CHALLENGE. Provide the number of lines where the word "бригадами" occurs, and no other text.

[Begin DATASET]

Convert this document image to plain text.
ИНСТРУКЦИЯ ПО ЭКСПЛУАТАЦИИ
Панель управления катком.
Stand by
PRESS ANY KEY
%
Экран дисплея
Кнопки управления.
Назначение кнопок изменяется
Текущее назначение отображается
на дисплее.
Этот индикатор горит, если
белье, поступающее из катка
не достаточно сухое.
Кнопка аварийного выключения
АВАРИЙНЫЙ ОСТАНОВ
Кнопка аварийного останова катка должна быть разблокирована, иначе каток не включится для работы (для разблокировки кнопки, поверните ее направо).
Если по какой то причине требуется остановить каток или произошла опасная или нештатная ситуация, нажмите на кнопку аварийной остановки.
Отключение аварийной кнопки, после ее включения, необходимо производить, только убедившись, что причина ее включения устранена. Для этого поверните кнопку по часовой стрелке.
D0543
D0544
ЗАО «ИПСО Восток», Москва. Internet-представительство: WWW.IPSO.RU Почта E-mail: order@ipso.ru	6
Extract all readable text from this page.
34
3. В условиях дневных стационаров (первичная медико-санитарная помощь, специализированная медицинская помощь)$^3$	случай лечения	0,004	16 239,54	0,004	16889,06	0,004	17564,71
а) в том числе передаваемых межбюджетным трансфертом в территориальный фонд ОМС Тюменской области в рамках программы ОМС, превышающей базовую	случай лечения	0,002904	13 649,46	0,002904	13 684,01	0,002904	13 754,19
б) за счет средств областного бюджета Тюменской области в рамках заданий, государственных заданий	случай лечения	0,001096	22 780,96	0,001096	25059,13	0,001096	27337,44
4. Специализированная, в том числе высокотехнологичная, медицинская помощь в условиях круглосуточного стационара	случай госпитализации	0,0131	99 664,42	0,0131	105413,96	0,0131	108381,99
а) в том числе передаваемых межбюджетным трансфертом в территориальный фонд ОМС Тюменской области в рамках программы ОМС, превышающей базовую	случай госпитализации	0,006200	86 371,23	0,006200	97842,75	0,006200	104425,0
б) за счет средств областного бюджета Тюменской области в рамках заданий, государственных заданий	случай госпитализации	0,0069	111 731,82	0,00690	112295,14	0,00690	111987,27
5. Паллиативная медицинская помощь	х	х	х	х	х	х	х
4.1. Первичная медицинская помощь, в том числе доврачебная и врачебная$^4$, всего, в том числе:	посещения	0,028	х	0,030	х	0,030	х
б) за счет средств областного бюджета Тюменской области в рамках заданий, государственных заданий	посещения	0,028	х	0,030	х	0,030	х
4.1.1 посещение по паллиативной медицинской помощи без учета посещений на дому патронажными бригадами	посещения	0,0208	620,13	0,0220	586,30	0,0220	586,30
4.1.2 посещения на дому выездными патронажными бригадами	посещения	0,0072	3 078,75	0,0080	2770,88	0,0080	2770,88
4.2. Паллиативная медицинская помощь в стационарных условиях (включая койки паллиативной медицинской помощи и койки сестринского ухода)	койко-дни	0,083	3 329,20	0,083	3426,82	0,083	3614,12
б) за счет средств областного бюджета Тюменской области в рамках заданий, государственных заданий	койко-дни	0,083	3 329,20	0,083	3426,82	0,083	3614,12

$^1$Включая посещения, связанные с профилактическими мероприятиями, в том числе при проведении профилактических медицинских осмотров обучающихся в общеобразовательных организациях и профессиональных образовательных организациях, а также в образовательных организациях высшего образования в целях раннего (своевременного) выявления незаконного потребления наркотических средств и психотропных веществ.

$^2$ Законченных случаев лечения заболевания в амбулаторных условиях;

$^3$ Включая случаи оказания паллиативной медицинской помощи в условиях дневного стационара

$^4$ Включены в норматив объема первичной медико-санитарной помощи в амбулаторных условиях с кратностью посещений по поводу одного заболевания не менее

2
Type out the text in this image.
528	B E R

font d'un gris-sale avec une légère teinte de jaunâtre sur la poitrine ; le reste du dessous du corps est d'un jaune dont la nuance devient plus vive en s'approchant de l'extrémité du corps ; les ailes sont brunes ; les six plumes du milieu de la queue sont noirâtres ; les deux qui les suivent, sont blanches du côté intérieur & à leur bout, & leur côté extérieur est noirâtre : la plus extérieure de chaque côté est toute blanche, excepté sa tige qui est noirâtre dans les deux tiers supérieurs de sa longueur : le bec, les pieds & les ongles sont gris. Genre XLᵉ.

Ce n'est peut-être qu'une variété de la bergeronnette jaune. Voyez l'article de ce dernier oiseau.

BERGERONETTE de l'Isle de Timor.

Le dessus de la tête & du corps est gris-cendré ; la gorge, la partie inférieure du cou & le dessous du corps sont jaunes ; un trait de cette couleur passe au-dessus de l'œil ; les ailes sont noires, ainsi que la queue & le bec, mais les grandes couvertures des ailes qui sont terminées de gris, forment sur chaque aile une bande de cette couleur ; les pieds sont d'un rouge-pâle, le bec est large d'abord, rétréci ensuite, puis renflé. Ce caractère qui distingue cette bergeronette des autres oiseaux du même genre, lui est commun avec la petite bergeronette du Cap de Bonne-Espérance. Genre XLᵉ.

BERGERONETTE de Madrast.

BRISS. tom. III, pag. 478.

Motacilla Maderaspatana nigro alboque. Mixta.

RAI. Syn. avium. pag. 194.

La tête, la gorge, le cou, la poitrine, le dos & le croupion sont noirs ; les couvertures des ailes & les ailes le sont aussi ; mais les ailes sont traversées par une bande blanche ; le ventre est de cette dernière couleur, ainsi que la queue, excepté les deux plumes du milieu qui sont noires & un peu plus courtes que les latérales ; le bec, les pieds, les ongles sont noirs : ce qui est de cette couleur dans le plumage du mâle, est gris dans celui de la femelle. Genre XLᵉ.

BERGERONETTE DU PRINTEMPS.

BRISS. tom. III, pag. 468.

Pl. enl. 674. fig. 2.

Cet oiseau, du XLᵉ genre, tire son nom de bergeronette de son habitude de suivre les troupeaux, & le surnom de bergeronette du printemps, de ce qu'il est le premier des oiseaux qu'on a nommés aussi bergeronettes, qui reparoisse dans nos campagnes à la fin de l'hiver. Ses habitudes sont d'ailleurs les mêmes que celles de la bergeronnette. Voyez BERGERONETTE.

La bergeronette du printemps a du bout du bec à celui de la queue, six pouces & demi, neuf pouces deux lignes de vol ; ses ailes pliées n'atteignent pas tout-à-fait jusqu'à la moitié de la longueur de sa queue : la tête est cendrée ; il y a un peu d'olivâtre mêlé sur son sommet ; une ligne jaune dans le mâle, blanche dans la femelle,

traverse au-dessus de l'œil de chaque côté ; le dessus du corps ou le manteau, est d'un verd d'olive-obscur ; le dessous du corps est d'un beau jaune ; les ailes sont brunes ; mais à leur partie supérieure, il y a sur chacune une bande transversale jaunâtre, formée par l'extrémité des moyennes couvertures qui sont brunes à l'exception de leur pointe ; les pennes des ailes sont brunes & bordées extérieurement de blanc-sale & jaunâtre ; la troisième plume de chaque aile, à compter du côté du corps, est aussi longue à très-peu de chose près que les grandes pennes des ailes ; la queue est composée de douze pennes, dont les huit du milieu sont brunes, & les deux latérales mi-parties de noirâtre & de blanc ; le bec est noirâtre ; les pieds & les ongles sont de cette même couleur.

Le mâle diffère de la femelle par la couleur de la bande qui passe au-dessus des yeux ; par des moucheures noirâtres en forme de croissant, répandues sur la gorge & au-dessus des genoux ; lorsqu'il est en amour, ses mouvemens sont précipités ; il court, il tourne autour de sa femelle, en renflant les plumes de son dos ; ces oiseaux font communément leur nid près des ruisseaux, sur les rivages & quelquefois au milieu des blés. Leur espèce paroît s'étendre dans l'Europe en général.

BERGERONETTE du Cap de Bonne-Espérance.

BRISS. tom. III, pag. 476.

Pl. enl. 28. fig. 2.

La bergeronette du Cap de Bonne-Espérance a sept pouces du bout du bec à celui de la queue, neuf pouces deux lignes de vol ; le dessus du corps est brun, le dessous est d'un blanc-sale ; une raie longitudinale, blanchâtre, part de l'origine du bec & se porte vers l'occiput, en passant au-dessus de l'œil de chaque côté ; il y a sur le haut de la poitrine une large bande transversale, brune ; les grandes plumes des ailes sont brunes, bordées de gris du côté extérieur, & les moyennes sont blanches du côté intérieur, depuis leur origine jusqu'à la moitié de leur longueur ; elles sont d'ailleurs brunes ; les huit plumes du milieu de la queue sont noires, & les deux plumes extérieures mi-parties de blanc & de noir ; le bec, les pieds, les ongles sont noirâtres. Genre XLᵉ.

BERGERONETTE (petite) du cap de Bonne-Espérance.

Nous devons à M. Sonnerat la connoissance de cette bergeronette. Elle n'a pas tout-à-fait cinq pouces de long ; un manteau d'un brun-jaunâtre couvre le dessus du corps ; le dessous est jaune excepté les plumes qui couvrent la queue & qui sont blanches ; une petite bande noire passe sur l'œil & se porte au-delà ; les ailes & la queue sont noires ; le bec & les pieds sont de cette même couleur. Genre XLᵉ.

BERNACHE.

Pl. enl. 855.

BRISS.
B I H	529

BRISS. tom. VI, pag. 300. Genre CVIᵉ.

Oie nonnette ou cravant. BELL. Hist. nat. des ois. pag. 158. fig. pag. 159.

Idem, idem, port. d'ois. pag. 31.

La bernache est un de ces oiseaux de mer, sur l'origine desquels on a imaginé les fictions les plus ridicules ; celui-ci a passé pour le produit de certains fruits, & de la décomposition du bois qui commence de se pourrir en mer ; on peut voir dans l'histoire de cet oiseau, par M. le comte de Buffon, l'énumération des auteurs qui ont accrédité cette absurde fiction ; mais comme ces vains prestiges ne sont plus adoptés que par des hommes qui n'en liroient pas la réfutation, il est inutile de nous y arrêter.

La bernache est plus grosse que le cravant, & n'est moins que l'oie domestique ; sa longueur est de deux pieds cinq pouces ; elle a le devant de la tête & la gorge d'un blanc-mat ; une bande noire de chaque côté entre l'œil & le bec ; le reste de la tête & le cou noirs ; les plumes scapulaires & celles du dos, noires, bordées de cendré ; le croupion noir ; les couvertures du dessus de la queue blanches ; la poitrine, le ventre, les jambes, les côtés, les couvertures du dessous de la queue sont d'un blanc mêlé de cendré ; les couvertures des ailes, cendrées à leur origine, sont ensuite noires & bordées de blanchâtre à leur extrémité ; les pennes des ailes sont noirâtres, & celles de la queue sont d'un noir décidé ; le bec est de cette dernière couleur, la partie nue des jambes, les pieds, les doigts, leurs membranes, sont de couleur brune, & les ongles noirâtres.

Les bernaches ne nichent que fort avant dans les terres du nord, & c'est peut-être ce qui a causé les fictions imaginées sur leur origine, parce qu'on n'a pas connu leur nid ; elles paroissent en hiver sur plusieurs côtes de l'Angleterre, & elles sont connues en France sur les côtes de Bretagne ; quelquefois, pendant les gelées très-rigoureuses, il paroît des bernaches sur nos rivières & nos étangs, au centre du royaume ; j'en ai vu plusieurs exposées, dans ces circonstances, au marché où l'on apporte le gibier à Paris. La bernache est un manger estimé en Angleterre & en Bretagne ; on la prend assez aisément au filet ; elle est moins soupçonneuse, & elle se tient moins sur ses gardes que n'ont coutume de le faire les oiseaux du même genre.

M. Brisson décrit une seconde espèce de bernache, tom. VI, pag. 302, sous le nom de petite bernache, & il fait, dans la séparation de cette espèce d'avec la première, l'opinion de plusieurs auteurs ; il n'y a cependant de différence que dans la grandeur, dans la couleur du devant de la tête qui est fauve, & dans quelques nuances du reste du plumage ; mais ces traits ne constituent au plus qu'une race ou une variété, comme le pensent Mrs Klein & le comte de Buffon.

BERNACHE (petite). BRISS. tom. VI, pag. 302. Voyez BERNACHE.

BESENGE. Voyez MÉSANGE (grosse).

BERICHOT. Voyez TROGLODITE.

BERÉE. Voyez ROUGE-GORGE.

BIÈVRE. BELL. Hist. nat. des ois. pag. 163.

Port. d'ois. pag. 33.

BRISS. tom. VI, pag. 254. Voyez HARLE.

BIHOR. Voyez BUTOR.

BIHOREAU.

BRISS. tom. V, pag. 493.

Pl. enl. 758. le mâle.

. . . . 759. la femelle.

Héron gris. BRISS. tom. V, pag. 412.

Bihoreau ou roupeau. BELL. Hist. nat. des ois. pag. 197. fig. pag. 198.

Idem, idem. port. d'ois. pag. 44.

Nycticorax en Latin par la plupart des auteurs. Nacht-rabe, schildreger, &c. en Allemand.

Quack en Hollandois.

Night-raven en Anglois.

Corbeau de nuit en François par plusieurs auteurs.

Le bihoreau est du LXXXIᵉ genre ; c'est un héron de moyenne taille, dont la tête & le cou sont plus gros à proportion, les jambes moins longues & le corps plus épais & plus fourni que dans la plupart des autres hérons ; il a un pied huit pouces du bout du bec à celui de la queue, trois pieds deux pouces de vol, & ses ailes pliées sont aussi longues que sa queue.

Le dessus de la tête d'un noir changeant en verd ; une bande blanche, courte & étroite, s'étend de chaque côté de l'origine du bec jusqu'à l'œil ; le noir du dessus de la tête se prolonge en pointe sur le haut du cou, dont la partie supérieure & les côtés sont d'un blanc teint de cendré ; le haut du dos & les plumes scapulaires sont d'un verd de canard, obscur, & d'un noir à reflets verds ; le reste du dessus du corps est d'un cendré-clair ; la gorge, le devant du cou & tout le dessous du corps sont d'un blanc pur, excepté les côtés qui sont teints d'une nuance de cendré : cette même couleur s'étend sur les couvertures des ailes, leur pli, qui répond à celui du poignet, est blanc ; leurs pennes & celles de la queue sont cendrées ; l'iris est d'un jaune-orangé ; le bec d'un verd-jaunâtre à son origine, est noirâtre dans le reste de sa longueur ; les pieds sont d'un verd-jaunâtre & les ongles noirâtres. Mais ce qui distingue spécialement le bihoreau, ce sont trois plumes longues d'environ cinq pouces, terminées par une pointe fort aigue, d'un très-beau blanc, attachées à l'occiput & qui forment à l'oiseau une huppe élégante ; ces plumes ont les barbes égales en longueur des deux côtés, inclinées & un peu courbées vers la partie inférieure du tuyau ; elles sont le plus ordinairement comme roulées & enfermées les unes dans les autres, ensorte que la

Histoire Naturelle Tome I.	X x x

[End DATASET]

COMPLETE RESPONSE. 2